_EXCERPT_
Segment Open
It occurs to us that by the above statement PW1 was impliedly confirming the appellant’s assertion that there was an understanding between them to have sexual intercourse on that day.  If so, it cannot really be safely said and concluded that, assuming PW1 was truly carnaly known by the appellant, she did not consent to the sexual intercourse.  That aside, as demonstrated above, the appellant’s further version was that there was another man sleeping with PW1 at the time in issue.  Yet PW1 did not cross-examine the appellant on this serious allegation!  As it is, in the absence of cross-examination, it will be fair to say that the appellant was not contradicted on the allegation.  If so, there was a strong possibility that the spermatozoa found or seen in PW1’s vagina, and reflected in the PF3, were that of the other man.  Since that possibility was not ruled out it cannot be said with certainty that the appellant had sex with PW1 on that day.  In fact, this is what the appellant appears to be saying in his ground 5 of the memorandum of appeal.  In the said ground he is, in essence, saying that the spermatozoa were not his but of the other man.


        All in all, as already stated, we are satisfied that the case against the appellant was not proved beyond reasonable doubt.  On the available evidence, the appellant ought to have been given the benefit of doubt and thereby earn an acquittal.  We accordingly allow the appeal, quash the conviction and set aside the sentences.  The appellant is to be released from prison unless lawfully held.
Segment Closed
_ENTRIES PROVIDED_
Segment Open
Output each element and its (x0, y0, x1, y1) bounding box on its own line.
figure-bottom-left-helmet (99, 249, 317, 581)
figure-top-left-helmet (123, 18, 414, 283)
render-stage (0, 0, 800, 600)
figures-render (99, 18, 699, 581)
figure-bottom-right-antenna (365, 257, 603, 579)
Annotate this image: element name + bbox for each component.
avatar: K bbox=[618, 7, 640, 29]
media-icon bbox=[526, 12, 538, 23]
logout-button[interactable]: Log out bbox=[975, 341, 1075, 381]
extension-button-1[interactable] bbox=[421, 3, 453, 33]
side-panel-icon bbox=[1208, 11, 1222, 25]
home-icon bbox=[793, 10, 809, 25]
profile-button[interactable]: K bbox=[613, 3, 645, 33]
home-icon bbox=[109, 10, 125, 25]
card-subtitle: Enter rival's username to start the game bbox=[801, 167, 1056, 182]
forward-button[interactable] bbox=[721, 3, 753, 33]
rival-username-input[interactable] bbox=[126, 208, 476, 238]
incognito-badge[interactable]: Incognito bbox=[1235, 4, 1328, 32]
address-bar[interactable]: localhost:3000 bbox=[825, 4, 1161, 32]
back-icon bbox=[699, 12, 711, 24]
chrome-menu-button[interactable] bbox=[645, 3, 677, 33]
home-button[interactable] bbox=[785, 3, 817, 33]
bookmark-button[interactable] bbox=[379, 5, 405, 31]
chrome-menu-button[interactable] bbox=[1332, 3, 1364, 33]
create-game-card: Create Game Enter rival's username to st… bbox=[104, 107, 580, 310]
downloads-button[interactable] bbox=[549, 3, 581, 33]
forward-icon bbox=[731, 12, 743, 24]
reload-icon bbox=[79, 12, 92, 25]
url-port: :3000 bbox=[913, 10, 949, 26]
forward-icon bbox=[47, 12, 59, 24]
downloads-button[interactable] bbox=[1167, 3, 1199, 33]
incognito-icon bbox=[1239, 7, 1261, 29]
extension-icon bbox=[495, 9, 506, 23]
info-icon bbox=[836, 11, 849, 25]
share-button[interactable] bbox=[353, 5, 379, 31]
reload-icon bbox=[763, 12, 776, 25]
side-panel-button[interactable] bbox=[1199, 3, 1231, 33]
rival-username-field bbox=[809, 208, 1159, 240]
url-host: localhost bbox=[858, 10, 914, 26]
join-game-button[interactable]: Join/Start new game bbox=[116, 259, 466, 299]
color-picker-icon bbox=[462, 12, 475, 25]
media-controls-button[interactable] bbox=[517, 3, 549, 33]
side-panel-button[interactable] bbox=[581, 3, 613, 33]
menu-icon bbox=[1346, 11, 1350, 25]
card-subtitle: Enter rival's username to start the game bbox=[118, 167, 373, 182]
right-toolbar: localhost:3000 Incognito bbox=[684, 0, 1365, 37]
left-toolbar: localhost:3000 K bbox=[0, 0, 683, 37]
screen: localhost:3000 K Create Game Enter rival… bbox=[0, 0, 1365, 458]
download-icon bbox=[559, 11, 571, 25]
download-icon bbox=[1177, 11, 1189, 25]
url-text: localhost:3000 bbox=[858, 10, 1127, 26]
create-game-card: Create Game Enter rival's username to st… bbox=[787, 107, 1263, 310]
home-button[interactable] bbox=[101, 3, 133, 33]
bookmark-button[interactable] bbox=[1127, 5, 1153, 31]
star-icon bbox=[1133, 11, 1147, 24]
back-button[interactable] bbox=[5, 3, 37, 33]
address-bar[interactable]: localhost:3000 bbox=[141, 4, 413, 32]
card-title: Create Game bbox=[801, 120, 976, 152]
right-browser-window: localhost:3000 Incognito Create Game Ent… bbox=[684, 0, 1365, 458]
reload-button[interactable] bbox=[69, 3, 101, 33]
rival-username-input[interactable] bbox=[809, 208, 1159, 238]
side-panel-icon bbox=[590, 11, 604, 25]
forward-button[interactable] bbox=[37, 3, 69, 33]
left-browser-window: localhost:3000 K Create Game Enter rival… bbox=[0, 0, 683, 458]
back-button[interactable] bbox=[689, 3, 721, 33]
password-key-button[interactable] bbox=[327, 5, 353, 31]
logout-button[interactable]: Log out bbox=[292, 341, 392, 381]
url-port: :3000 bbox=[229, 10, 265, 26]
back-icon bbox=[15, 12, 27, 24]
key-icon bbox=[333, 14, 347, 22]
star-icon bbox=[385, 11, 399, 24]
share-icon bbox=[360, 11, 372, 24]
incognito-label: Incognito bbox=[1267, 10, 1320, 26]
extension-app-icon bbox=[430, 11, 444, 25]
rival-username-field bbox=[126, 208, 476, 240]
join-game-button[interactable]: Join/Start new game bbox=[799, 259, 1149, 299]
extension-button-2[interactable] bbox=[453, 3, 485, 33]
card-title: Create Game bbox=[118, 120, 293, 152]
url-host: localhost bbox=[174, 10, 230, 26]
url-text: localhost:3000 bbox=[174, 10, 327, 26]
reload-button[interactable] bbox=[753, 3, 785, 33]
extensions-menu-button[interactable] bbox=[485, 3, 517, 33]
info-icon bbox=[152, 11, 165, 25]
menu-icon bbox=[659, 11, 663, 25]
Segment Closed
_EXERCISES_
1: Answer these questions from the court excerpt.
(a) What was found in PW1's vagina and reflected in the PF3?
(b) Which ground of the memorandum of appeal does the court point to as the appellant's claim about the other man?
(c) What does the court do with the conviction and the sentences?
2: Print the part of the court excerpt that opens with the words containing "All in all, as" and closes with "unless lawfully held.".

_ANSWERS TO THIS EXERCISE_
1:
(a) Spermatozoa.
(b) Ground 5.
(c) It quashes the conviction and sets aside the sentences.

2:
All in all, as already stated, we are satisfied that the case against the appellant was not proved beyond reasonable doubt.  On the available evidence, the appellant ought to have been given the benefit of doubt and thereby earn an acquittal.  We accordingly allow the appeal, quash the conviction and set aside the sentences.  The appellant is to be released from prison unless lawfully held.